Stored items
>> START

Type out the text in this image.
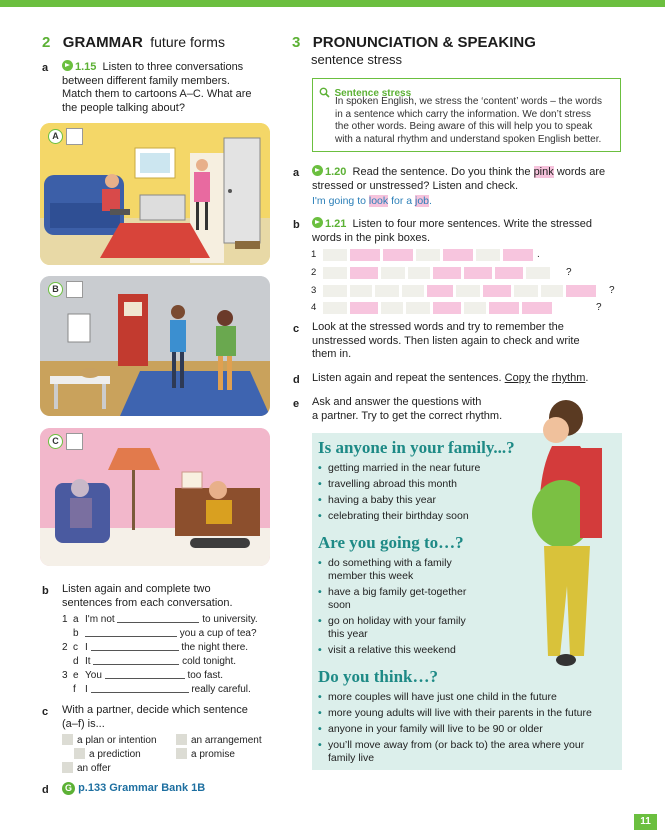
2 GRAMMAR future forms
a	1.15 Listen to three conversations
between different family members.
Match them to cartoons A–C. What are
the people talking about?
A
B
C
b Listen again and complete two
sentences from each conversation.
1 a I'm not	to university.
b	you a cup of tea?
2 c I	the night there.
d It	cold tonight.
3 e You	too fast.
f I	really careful.
c With a partner, decide which sentence
(a–f) is...
a plan or intention	an arrangement
a prediction	a promise
an offer
d	G p.133 Grammar Bank 1B
3 PRONUNCIATION & SPEAKING
sentence stress
Sentence stress
In spoken English, we stress the ‘content’ words – the words
in a sentence which carry the information. We don’t stress
the other words. Being aware of this will help you to speak
with a natural rhythm and understand spoken English better.
a	1.20 Read the sentence. Do you think the pink words are
stressed or unstressed? Listen and check.
I'm going to look for a job.
b	1.21 Listen to four more sentences. Write the stressed
words in the pink boxes.
1	.
2	?
3	?
4	?
c Look at the stressed words and try to remember the
unstressed words. Then listen again to check and write
them in.
d Listen again and repeat the sentences. Copy the rhythm.
e Ask and answer the questions with
a partner. Try to get the correct rhythm.
Is anyone in your family...?
• getting married in the near future
• travelling abroad this month
• having a baby this year
• celebrating their birthday soon
Are you going to…?
• do something with a family
member this week
• have a big family get-together
soon
• go on holiday with your family
this year
• visit a relative this weekend
Do you think…?
• more couples will have just one child in the future
• more young adults will live with their parents in the future
• anyone in your family will live to be 90 or older
• you’ll move away from (or back to) the area where your
family live
11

>> END

» **WHAT TO PRODUCE**
Copy out the listing exactly as it stands, but not the pictures.

» **RESPONSE FOR THIS EXERCISE**
Type out the text in this image.
2 GRAMMAR future forms
a	1.15 Listen to three conversations
between different family members.
Match them to cartoons A–C. What are
the people talking about?
A
B
C
b Listen again and complete two
sentences from each conversation.
1 a I'm not	to university.
b	you a cup of tea?
2 c I	the night there.
d It	cold tonight.
3 e You	too fast.
f I	really careful.
c With a partner, decide which sentence
(a–f) is...
a plan or intention	an arrangement
a prediction	a promise
an offer
d	G p.133 Grammar Bank 1B
3 PRONUNCIATION & SPEAKING
sentence stress
Sentence stress
In spoken English, we stress the ‘content’ words – the words
in a sentence which carry the information. We don’t stress
the other words. Being aware of this will help you to speak
with a natural rhythm and understand spoken English better.
a	1.20 Read the sentence. Do you think the pink words are
stressed or unstressed? Listen and check.
I'm going to look for a job.
b	1.21 Listen to four more sentences. Write the stressed
words in the pink boxes.
1	.
2	?
3	?
4	?
c Look at the stressed words and try to remember the
unstressed words. Then listen again to check and write
them in.
d Listen again and repeat the sentences. Copy the rhythm.
e Ask and answer the questions with
a partner. Try to get the correct rhythm.
Is anyone in your family...?
• getting married in the near future
• travelling abroad this month
• having a baby this year
• celebrating their birthday soon
Are you going to…?
• do something with a family
member this week
• have a big family get-together
soon
• go on holiday with your family
this year
• visit a relative this weekend
Do you think…?
• more couples will have just one child in the future
• more young adults will live with their parents in the future
• anyone in your family will live to be 90 or older
• you’ll move away from (or back to) the area where your
family live
11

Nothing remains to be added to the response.